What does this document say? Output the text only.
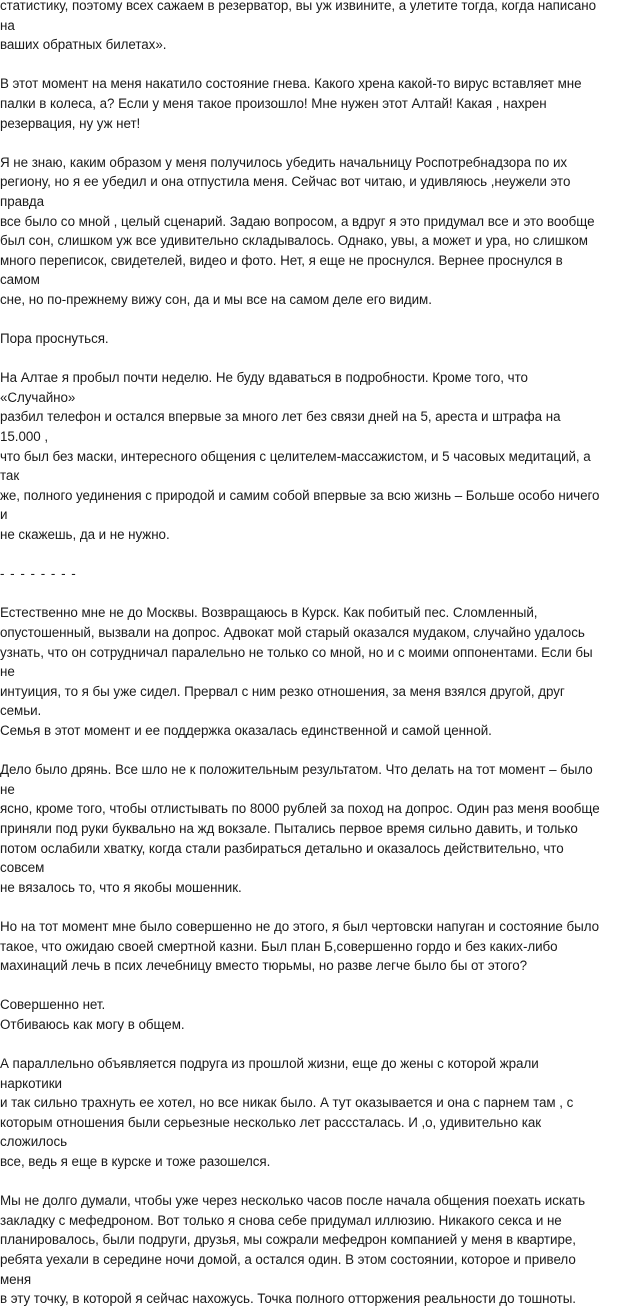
статистику, поэтому всех сажаем в резерватор, вы уж извините, а улетите тогда, когда написано на
ваших обратных билетах».

В этот момент на меня накатило состояние гнева. Какого хрена какой-то вирус вставляет мне
палки в колеса, а? Если у меня такое произошло! Мне нужен этот Алтай! Какая , нахрен
резервация, ну уж нет!

Я не знаю, каким образом у меня получилось убедить начальницу Роспотребнадзора по их
региону, но я ее убедил и она отпустила меня. Сейчас вот читаю, и удивляюсь ,неужели это правда
все было со мной , целый сценарий. Задаю вопросом, а вдруг я это придумал все и это вообще
был сон, слишком уж все удивительно складывалось. Однако, увы, а может и ура, но слишком
много переписок, свидетелей, видео и фото. Нет, я еще не проснулся. Вернее проснулся в самом
сне, но по-прежнему вижу сон, да и мы все на самом деле его видим.

Пора проснуться.

На Алтае я пробыл почти неделю. Не буду вдаваться в подробности. Кроме того, что «Случайно»
разбил телефон и остался впервые за много лет без связи дней на 5, ареста и штрафа на 15.000 ,
что был без маски, интересного общения с целителем-массажистом, и 5 часовых медитаций, а так
же, полного уединения с природой и самим собой впервые за всю жизнь – Больше особо ничего и
не скажешь, да и не нужно.

- - - - - - - -

Естественно мне не до Москвы. Возвращаюсь в Курск. Как побитый пес. Сломленный,
опустошенный, вызвали на допрос. Адвокат мой старый оказался мудаком, случайно удалось
узнать, что он сотрудничал паралельно не только со мной, но и с моими оппонентами. Если бы не
интуиция, то я бы уже сидел. Прервал с ним резко отношения, за меня взялся другой, друг семьи.
Семья в этот момент и ее поддержка оказалась единственной и самой ценной.

Дело было дрянь. Все шло не к положительным результатом. Что делать на тот момент – было не
ясно, кроме того, чтобы отлистывать по 8000 рублей за поход на допрос. Один раз меня вообще
приняли под руки буквально на жд вокзале. Пытались первое время сильно давить, и только
потом ослабили хватку, когда стали разбираться детально и оказалось действительно, что совсем
не вязалось то, что я якобы мошенник.

Но на тот момент мне было совершенно не до этого, я был чертовски напуган и состояние было
такое, что ожидаю своей смертной казни. Был план Б,совершенно гордо и без каких-либо
махинаций лечь в псих лечебницу вместо тюрьмы, но разве легче было бы от этого?

Совершенно нет.
Отбиваюсь как могу в общем.

А параллельно объявляется подруга из прошлой жизни, еще до жены с которой жрали наркотики
и так сильно трахнуть ее хотел, но все никак было. А тут оказывается и она с парнем там , с
которым отношения были серьезные несколько лет расссталась. И ,о, удивительно как сложилось
все, ведь я еще в курске и тоже разошелся.

Мы не долго думали, чтобы уже через несколько часов после начала общения поехать искать
закладку с мефедроном. Вот только я снова себе придумал иллюзию. Никакого секса и не
планировалось, были подруги, друзья, мы сожрали мефедрон компанией у меня в квартире,
ребята уехали в середине ночи домой, а остался один. В этом состоянии, которое и привело меня
в эту точку, в которой я сейчас нахожусь. Точка полного отторжения реальности до тошноты.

§ Instructions to follow:
Make an exact copy of all entries above, dropping the images.

§ Written response:
What does this document say? Output the text only.
статистику, поэтому всех сажаем в резерватор, вы уж извините, а улетите тогда, когда написано на
ваших обратных билетах».

В этот момент на меня накатило состояние гнева. Какого хрена какой-то вирус вставляет мне
палки в колеса, а? Если у меня такое произошло! Мне нужен этот Алтай! Какая , нахрен
резервация, ну уж нет!

Я не знаю, каким образом у меня получилось убедить начальницу Роспотребнадзора по их
региону, но я ее убедил и она отпустила меня. Сейчас вот читаю, и удивляюсь ,неужели это правда
все было со мной , целый сценарий. Задаю вопросом, а вдруг я это придумал все и это вообще
был сон, слишком уж все удивительно складывалось. Однако, увы, а может и ура, но слишком
много переписок, свидетелей, видео и фото. Нет, я еще не проснулся. Вернее проснулся в самом
сне, но по-прежнему вижу сон, да и мы все на самом деле его видим.

Пора проснуться.

На Алтае я пробыл почти неделю. Не буду вдаваться в подробности. Кроме того, что «Случайно»
разбил телефон и остался впервые за много лет без связи дней на 5, ареста и штрафа на 15.000 ,
что был без маски, интересного общения с целителем-массажистом, и 5 часовых медитаций, а так
же, полного уединения с природой и самим собой впервые за всю жизнь – Больше особо ничего и
не скажешь, да и не нужно.

- - - - - - - -

Естественно мне не до Москвы. Возвращаюсь в Курск. Как побитый пес. Сломленный,
опустошенный, вызвали на допрос. Адвокат мой старый оказался мудаком, случайно удалось
узнать, что он сотрудничал паралельно не только со мной, но и с моими оппонентами. Если бы не
интуиция, то я бы уже сидел. Прервал с ним резко отношения, за меня взялся другой, друг семьи.
Семья в этот момент и ее поддержка оказалась единственной и самой ценной.

Дело было дрянь. Все шло не к положительным результатом. Что делать на тот момент – было не
ясно, кроме того, чтобы отлистывать по 8000 рублей за поход на допрос. Один раз меня вообще
приняли под руки буквально на жд вокзале. Пытались первое время сильно давить, и только
потом ослабили хватку, когда стали разбираться детально и оказалось действительно, что совсем
не вязалось то, что я якобы мошенник.

Но на тот момент мне было совершенно не до этого, я был чертовски напуган и состояние было
такое, что ожидаю своей смертной казни. Был план Б,совершенно гордо и без каких-либо
махинаций лечь в псих лечебницу вместо тюрьмы, но разве легче было бы от этого?

Совершенно нет.
Отбиваюсь как могу в общем.

А параллельно объявляется подруга из прошлой жизни, еще до жены с которой жрали наркотики
и так сильно трахнуть ее хотел, но все никак было. А тут оказывается и она с парнем там , с
которым отношения были серьезные несколько лет расссталась. И ,о, удивительно как сложилось
все, ведь я еще в курске и тоже разошелся.

Мы не долго думали, чтобы уже через несколько часов после начала общения поехать искать
закладку с мефедроном. Вот только я снова себе придумал иллюзию. Никакого секса и не
планировалось, были подруги, друзья, мы сожрали мефедрон компанией у меня в квартире,
ребята уехали в середине ночи домой, а остался один. В этом состоянии, которое и привело меня
в эту точку, в которой я сейчас нахожусь. Точка полного отторжения реальности до тошноты.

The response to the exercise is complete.